• Objective
Retype the material that follows, keeping every word as it is.

--- START ---

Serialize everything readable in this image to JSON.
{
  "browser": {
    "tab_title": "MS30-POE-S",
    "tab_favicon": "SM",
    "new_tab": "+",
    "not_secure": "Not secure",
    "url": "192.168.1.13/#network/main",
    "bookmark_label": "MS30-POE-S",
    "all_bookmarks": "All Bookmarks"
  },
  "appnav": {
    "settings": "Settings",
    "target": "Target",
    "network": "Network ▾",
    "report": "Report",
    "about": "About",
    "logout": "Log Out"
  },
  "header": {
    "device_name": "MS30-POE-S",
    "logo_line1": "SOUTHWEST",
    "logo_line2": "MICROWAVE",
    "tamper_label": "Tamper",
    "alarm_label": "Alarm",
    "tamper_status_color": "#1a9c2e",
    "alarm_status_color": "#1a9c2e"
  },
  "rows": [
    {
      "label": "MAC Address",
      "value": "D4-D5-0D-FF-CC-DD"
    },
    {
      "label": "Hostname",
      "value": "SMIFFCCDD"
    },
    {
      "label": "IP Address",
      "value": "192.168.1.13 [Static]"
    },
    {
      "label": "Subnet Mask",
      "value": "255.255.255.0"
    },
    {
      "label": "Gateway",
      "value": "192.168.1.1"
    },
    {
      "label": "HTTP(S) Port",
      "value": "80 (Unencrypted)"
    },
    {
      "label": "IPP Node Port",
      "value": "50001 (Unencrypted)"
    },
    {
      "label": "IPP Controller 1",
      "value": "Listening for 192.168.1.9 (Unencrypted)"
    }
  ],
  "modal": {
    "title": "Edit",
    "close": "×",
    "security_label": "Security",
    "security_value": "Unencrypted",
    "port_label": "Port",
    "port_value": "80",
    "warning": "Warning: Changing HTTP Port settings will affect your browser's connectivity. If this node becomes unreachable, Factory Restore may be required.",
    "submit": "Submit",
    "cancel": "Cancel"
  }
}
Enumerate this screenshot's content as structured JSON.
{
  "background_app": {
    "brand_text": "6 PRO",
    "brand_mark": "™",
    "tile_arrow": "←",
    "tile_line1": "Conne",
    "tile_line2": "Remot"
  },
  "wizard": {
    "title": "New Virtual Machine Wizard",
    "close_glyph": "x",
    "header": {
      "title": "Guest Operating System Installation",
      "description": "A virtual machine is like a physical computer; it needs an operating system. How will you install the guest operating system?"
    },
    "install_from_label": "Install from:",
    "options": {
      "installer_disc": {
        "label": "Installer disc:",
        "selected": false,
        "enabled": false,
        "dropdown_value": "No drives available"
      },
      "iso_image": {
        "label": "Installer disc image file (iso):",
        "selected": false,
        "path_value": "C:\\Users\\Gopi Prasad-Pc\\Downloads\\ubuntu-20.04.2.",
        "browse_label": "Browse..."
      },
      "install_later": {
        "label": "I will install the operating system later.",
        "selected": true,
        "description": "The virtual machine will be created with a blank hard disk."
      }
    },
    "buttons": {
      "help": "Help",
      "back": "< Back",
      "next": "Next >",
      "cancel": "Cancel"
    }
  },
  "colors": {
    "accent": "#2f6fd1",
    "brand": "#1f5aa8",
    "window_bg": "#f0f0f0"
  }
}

--- END ---

• Finished task
Serialize everything readable in this image to JSON.
{
  "browser": {
    "tab_title": "MS30-POE-S",
    "tab_favicon": "SM",
    "new_tab": "+",
    "not_secure": "Not secure",
    "url": "192.168.1.13/#network/main",
    "bookmark_label": "MS30-POE-S",
    "all_bookmarks": "All Bookmarks"
  },
  "appnav": {
    "settings": "Settings",
    "target": "Target",
    "network": "Network ▾",
    "report": "Report",
    "about": "About",
    "logout": "Log Out"
  },
  "header": {
    "device_name": "MS30-POE-S",
    "logo_line1": "SOUTHWEST",
    "logo_line2": "MICROWAVE",
    "tamper_label": "Tamper",
    "alarm_label": "Alarm",
    "tamper_status_color": "#1a9c2e",
    "alarm_status_color": "#1a9c2e"
  },
  "rows": [
    {
      "label": "MAC Address",
      "value": "D4-D5-0D-FF-CC-DD"
    },
    {
      "label": "Hostname",
      "value": "SMIFFCCDD"
    },
    {
      "label": "IP Address",
      "value": "192.168.1.13 [Static]"
    },
    {
      "label": "Subnet Mask",
      "value": "255.255.255.0"
    },
    {
      "label": "Gateway",
      "value": "192.168.1.1"
    },
    {
      "label": "HTTP(S) Port",
      "value": "80 (Unencrypted)"
    },
    {
      "label": "IPP Node Port",
      "value": "50001 (Unencrypted)"
    },
    {
      "label": "IPP Controller 1",
      "value": "Listening for 192.168.1.9 (Unencrypted)"
    }
  ],
  "modal": {
    "title": "Edit",
    "close": "×",
    "security_label": "Security",
    "security_value": "Unencrypted",
    "port_label": "Port",
    "port_value": "80",
    "warning": "Warning: Changing HTTP Port settings will affect your browser's connectivity. If this node becomes unreachable, Factory Restore may be required.",
    "submit": "Submit",
    "cancel": "Cancel"
  }
}
Enumerate this screenshot's content as structured JSON.
{
  "background_app": {
    "brand_text": "6 PRO",
    "brand_mark": "™",
    "tile_arrow": "←",
    "tile_line1": "Conne",
    "tile_line2": "Remot"
  },
  "wizard": {
    "title": "New Virtual Machine Wizard",
    "close_glyph": "x",
    "header": {
      "title": "Guest Operating System Installation",
      "description": "A virtual machine is like a physical computer; it needs an operating system. How will you install the guest operating system?"
    },
    "install_from_label": "Install from:",
    "options": {
      "installer_disc": {
        "label": "Installer disc:",
        "selected": false,
        "enabled": false,
        "dropdown_value": "No drives available"
      },
      "iso_image": {
        "label": "Installer disc image file (iso):",
        "selected": false,
        "path_value": "C:\\Users\\Gopi Prasad-Pc\\Downloads\\ubuntu-20.04.2.",
        "browse_label": "Browse..."
      },
      "install_later": {
        "label": "I will install the operating system later.",
        "selected": true,
        "description": "The virtual machine will be created with a blank hard disk."
      }
    },
    "buttons": {
      "help": "Help",
      "back": "< Back",
      "next": "Next >",
      "cancel": "Cancel"
    }
  },
  "colors": {
    "accent": "#2f6fd1",
    "brand": "#1f5aa8",
    "window_bg": "#f0f0f0"
  }
}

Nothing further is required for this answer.